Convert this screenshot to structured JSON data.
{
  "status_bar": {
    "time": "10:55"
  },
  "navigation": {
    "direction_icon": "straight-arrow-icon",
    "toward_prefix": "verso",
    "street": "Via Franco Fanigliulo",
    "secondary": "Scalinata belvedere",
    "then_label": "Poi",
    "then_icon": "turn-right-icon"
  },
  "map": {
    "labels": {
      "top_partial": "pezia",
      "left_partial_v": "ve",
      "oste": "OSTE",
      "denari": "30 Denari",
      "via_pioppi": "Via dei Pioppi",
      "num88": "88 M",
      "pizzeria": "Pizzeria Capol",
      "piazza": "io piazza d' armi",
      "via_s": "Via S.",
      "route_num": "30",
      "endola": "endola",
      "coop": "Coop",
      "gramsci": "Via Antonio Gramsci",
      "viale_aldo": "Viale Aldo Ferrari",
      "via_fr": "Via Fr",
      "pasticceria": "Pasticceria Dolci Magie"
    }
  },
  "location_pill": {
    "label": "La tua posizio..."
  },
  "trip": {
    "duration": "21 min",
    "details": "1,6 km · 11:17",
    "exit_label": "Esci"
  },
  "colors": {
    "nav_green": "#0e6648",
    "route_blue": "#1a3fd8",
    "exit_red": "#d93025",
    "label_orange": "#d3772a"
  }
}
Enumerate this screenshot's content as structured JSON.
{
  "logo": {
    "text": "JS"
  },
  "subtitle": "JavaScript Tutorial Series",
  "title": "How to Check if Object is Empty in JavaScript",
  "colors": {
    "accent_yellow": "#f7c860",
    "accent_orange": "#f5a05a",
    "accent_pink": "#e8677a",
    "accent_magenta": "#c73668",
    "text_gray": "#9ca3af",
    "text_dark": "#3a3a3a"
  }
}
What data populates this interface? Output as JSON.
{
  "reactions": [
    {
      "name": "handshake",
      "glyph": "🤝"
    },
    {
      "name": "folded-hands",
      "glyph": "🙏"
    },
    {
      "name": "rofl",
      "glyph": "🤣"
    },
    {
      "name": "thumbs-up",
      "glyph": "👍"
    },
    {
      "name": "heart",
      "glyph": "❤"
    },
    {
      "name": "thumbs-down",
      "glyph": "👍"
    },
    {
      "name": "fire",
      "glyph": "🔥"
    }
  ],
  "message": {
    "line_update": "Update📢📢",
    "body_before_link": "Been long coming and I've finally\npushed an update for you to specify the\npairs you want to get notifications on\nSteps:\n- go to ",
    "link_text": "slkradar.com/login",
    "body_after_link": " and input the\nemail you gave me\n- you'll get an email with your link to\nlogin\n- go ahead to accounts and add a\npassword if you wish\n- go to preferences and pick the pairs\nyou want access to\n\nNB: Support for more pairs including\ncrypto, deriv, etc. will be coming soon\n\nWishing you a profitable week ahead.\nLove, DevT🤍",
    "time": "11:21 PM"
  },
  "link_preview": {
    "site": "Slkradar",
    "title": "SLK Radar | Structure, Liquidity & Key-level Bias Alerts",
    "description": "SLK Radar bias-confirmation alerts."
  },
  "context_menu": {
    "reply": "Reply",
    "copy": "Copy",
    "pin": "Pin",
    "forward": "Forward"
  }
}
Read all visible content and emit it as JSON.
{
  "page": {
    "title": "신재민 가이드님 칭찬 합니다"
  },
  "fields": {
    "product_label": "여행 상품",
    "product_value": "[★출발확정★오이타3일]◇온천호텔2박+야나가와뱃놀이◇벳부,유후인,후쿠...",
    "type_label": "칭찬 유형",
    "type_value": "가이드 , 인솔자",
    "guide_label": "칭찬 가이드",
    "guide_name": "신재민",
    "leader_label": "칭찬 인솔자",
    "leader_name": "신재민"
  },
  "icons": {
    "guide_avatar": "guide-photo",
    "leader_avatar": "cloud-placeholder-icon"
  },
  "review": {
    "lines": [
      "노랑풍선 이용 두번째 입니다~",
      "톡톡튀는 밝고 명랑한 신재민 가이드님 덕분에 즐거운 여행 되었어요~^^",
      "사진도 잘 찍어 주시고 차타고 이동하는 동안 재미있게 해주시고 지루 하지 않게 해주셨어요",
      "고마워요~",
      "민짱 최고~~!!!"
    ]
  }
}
───
**Task statement:** Copy each line containing the word "JavaScript" from the data.

**Output below:**
  "subtitle": "JavaScript Tutorial Series",
  "title": "How to Check if Object is Empty in JavaScript",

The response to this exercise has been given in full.